TASK DIRECTIONS – Reproduce the data below in full and exclude every picture.

-=-=-=-=-

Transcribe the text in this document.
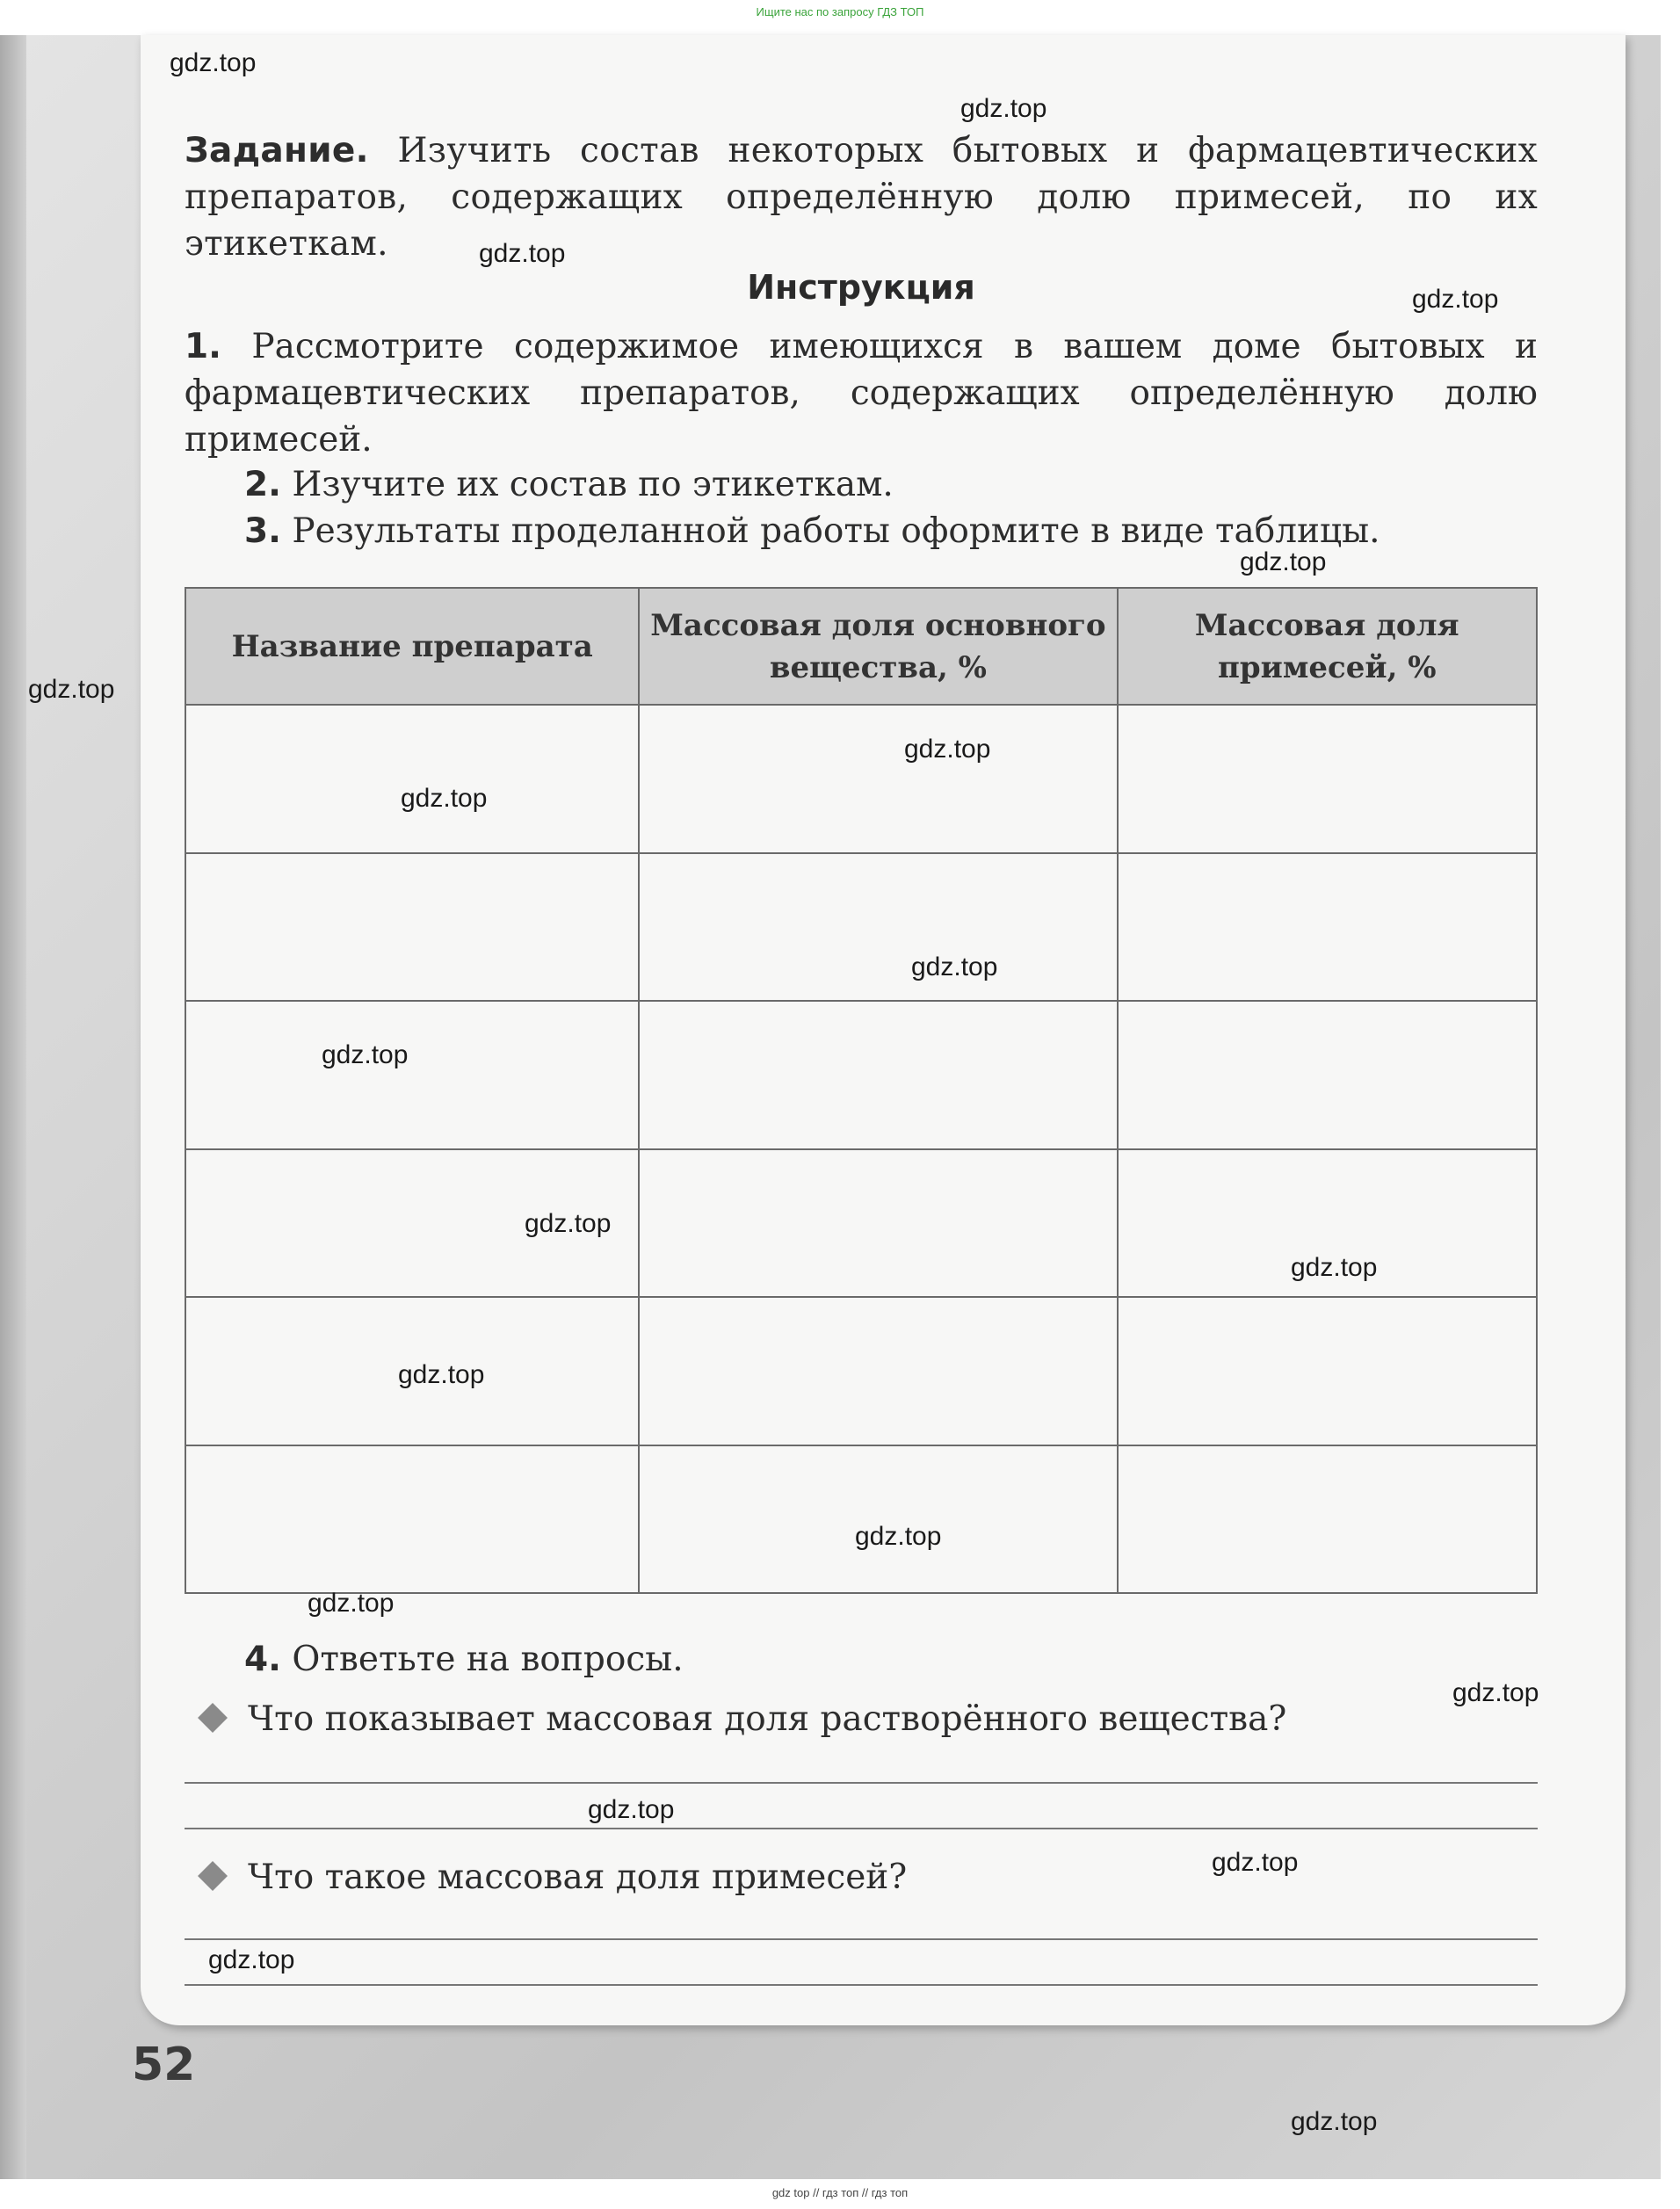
Ищите нас по запросу ГДЗ ТОП
52
Задание. Изучить состав некоторых бытовых и фармацевтических препаратов, содержащих определённую долю примесей, по их этикеткам.
Инструкция
1. Рассмотрите содержимое имеющихся в вашем доме бытовых и фармацевтических препаратов, содержащих определённую долю примесей.
2. Изучите их состав по этикеткам.
3. Результаты проделанной работы оформите в виде таблицы.
Название препарата	Массовая доля основного вещества, %	Массовая доля примесей, %

4. Ответьте на вопросы.
Что показывает массовая доля растворённого вещества?
Что такое массовая доля примесей?
gdz.top
gdz.top
gdz.top
gdz.top
gdz.top
gdz.top
gdz.top
gdz.top
gdz.top
gdz.top
gdz.top
gdz.top
gdz.top
gdz.top
gdz.top
gdz.top
gdz.top
gdz.top
gdz.top
gdz.top
gdz top // гдз топ // гдз топ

-=-=-=-=-

EXERCISE SOLUTION –
Transcribe the text in this document.
Ищите нас по запросу ГДЗ ТОП
52
Задание. Изучить состав некоторых бытовых и фармацевтических препаратов, содержащих определённую долю примесей, по их этикеткам.
Инструкция
1. Рассмотрите содержимое имеющихся в вашем доме бытовых и фармацевтических препаратов, содержащих определённую долю примесей.
2. Изучите их состав по этикеткам.
3. Результаты проделанной работы оформите в виде таблицы.
Название препарата	Массовая доля основного вещества, %	Массовая доля примесей, %

4. Ответьте на вопросы.
Что показывает массовая доля растворённого вещества?
Что такое массовая доля примесей?
gdz.top
gdz.top
gdz.top
gdz.top
gdz.top
gdz.top
gdz.top
gdz.top
gdz.top
gdz.top
gdz.top
gdz.top
gdz.top
gdz.top
gdz.top
gdz.top
gdz.top
gdz.top
gdz.top
gdz.top
gdz top // гдз топ // гдз топ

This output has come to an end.